Textauszug »

----------------

Deutschland ist eine Industriegesellschaft

Aus der Bauern- und Handwerkergesellschaft wurde mit der industriellen Revolution eine Industriegesellschaft, wodurch abhängige Arbeit entstand. Das wirkte und wirkt sich auch auf das Bewusstsein der Menschen aus. Selbständige Arbeit nahm mehr und mehr ab.

Die die materiellen Grundlagen und den Wohlstand erwirtschaftenden Industrie-, Handwerks- und Handelsbetriebe benötigen genau diese unselbständige Arbeit.

Wer ein bedingungsloses Grundeinkommen will, muss Vorstellungen und verwirklichbare Pläne zur Umwandlung der gegenwärtigen Gesellschaft haben, sonst bleibt es nur ein müßiges Gedankenspiel.

Eine Vollbeschäftigung zu auskömmlichen Löhnen und Gehältern wie in den 1970ern wurde nach Helmut Schmidt von keiner Regierung gewollt, deshalb unternahm man auch nichts.

----------------

Aufgabe im Überblick » Zitiere aus dem Text über die Industriegesellschaft den Abschnitt, der mit den Worten „Deutschland ist eine“ beginnt und mit „ein müßiges Gedankenspiel.“ schließt.

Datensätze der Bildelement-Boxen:
----------------

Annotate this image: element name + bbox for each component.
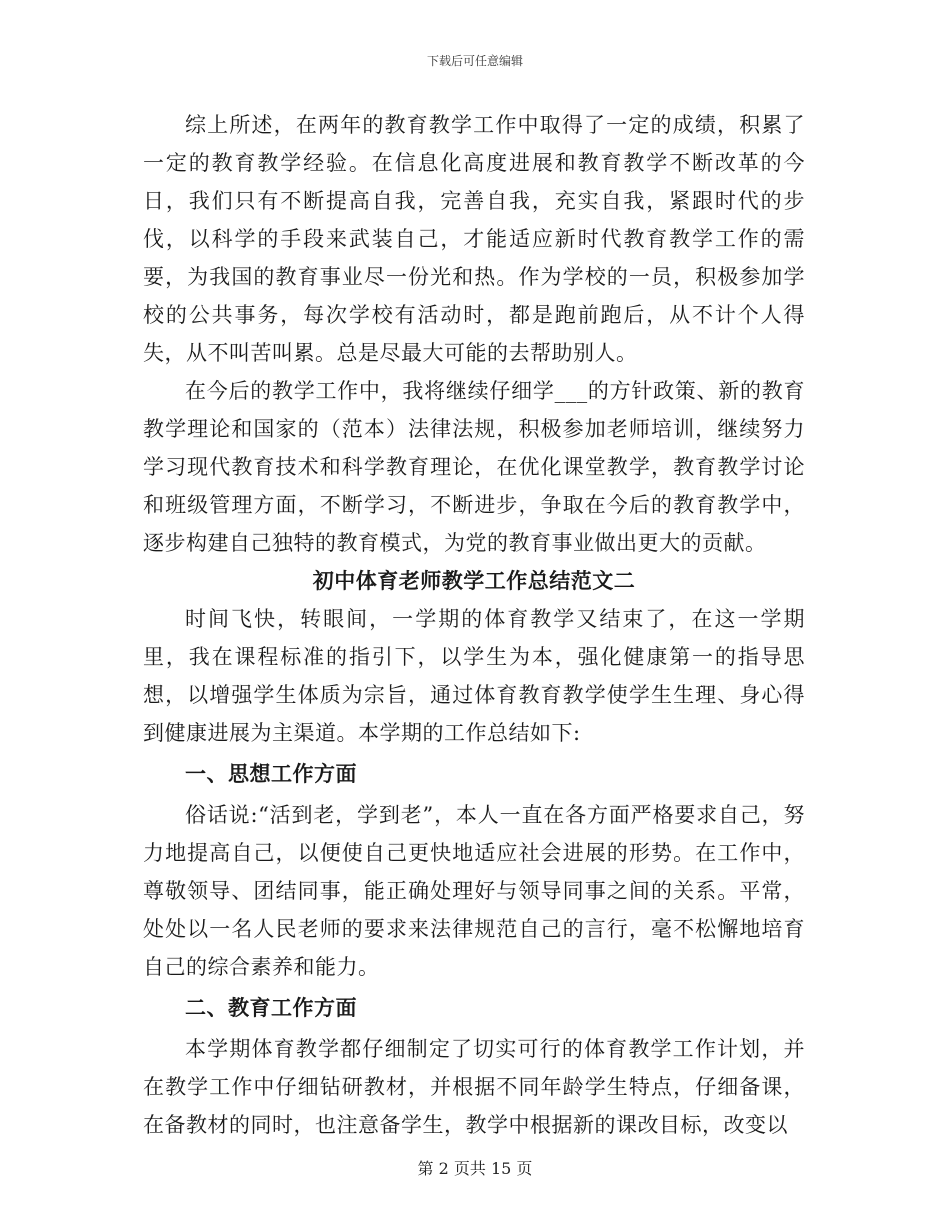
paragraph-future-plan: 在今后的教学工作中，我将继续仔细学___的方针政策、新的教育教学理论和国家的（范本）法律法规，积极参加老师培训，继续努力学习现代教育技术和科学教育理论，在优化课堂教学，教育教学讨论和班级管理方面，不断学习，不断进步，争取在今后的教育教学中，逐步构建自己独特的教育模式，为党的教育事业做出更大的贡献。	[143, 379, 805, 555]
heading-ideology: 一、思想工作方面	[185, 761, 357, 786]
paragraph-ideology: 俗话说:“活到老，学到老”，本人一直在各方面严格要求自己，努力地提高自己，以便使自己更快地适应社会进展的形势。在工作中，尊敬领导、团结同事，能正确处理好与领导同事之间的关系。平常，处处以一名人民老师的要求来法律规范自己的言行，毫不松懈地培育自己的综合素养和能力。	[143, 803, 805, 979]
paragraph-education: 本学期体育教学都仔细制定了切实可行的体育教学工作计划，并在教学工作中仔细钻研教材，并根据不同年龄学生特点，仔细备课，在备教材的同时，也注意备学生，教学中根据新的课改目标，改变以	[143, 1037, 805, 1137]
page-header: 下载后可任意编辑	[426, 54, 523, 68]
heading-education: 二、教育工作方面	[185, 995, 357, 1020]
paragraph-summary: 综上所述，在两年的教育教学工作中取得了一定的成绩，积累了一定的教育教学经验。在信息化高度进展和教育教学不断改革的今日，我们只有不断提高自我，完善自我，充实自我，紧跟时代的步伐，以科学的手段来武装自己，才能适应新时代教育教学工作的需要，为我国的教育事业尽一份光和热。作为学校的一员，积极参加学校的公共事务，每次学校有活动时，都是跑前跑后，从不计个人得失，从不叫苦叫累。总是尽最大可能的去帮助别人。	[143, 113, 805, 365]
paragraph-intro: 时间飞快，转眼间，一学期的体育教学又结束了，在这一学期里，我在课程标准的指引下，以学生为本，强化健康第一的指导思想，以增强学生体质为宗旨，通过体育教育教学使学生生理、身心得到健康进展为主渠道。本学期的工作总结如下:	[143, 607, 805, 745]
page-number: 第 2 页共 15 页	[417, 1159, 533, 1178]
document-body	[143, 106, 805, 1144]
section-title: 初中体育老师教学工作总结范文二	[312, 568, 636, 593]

----------------

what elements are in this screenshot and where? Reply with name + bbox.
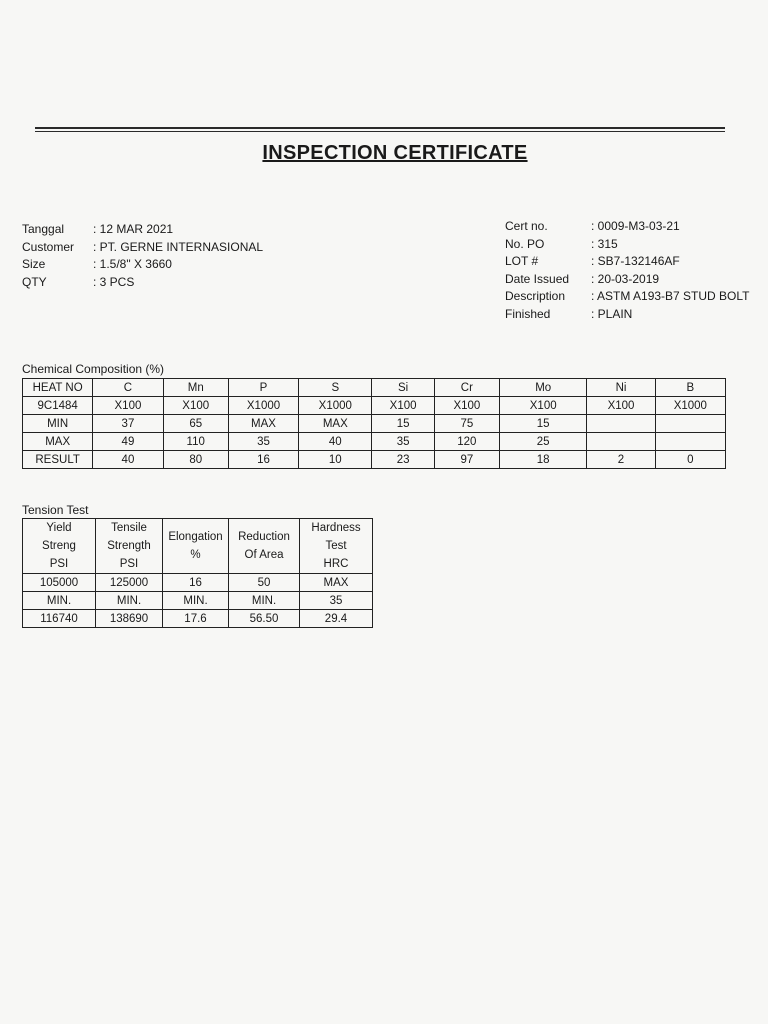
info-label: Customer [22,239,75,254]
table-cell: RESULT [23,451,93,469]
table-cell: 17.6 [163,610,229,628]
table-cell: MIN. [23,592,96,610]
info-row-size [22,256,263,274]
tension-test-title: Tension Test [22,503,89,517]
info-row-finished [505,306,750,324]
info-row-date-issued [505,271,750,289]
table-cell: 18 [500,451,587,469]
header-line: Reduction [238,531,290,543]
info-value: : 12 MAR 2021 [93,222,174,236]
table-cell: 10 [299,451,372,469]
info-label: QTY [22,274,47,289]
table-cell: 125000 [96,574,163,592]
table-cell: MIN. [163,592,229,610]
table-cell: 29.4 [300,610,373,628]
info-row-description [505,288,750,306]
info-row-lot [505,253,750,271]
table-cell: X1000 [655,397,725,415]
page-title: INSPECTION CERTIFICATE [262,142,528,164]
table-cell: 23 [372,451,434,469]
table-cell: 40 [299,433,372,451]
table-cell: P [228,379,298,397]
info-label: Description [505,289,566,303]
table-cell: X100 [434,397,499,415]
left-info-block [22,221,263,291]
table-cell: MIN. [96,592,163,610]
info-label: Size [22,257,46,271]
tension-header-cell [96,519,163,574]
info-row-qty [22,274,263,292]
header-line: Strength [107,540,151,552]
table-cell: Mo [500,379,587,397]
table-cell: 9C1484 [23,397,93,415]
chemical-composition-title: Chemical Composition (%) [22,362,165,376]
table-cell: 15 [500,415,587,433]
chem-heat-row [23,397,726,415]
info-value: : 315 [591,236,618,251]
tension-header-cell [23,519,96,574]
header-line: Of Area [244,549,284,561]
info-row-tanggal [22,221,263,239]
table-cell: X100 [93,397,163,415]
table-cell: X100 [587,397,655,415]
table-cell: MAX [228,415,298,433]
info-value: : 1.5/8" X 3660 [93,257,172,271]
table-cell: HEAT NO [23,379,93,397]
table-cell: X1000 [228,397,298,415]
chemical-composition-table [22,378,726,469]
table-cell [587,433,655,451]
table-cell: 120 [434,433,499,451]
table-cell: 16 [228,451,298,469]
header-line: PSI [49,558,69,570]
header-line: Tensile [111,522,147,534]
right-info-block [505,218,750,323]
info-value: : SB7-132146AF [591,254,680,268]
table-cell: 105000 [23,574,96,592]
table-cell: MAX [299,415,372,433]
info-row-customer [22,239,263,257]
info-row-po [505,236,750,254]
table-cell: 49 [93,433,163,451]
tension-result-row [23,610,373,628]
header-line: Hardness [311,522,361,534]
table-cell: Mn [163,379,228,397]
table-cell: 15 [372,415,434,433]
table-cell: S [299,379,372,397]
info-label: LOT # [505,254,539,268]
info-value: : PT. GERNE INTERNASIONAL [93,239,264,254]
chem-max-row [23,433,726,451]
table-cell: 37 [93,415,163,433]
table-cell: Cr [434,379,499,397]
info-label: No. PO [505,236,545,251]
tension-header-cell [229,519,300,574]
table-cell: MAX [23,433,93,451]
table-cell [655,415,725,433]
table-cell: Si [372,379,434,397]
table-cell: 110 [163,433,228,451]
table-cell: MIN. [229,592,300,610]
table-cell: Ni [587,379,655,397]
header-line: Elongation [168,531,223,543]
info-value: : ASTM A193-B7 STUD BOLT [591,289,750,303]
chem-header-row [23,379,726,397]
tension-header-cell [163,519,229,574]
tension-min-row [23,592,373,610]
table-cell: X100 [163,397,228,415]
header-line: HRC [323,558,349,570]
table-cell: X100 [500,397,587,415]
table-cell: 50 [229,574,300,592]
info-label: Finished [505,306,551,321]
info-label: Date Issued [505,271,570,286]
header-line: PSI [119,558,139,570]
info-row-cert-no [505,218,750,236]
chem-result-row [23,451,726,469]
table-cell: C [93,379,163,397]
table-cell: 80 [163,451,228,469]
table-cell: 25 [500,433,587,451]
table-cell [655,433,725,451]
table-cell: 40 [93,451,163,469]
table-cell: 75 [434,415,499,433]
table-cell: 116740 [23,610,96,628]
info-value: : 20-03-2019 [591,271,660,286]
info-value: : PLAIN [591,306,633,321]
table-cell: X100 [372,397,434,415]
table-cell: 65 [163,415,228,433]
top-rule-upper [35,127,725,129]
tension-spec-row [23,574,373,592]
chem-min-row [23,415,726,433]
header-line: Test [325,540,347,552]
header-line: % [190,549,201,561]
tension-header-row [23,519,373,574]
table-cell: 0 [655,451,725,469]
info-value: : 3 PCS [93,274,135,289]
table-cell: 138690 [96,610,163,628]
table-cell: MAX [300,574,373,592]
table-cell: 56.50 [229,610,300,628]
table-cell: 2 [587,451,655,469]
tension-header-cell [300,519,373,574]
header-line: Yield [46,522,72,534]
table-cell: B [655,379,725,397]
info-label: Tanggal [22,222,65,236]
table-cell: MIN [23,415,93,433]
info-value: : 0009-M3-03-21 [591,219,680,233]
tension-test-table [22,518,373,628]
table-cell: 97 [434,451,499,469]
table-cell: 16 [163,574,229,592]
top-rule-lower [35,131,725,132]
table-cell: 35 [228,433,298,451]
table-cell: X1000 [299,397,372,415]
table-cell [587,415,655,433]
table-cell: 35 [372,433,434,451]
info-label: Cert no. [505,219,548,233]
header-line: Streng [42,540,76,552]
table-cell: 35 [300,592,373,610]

----------------

Antwort zur Übung »
Deutschland ist eine Industriegesellschaft

Aus der Bauern- und Handwerkergesellschaft wurde mit der industriellen Revolution eine Industriegesellschaft, wodurch abhängige Arbeit entstand. Das wirkte und wirkt sich auch auf das Bewusstsein der Menschen aus. Selbständige Arbeit nahm mehr und mehr ab.

Die die materiellen Grundlagen und den Wohlstand erwirtschaftenden Industrie-, Handwerks- und Handelsbetriebe benötigen genau diese unselbständige Arbeit.

Wer ein bedingungsloses Grundeinkommen will, muss Vorstellungen und verwirklichbare Pläne zur Umwandlung der gegenwärtigen Gesellschaft haben, sonst bleibt es nur ein müßiges Gedankenspiel.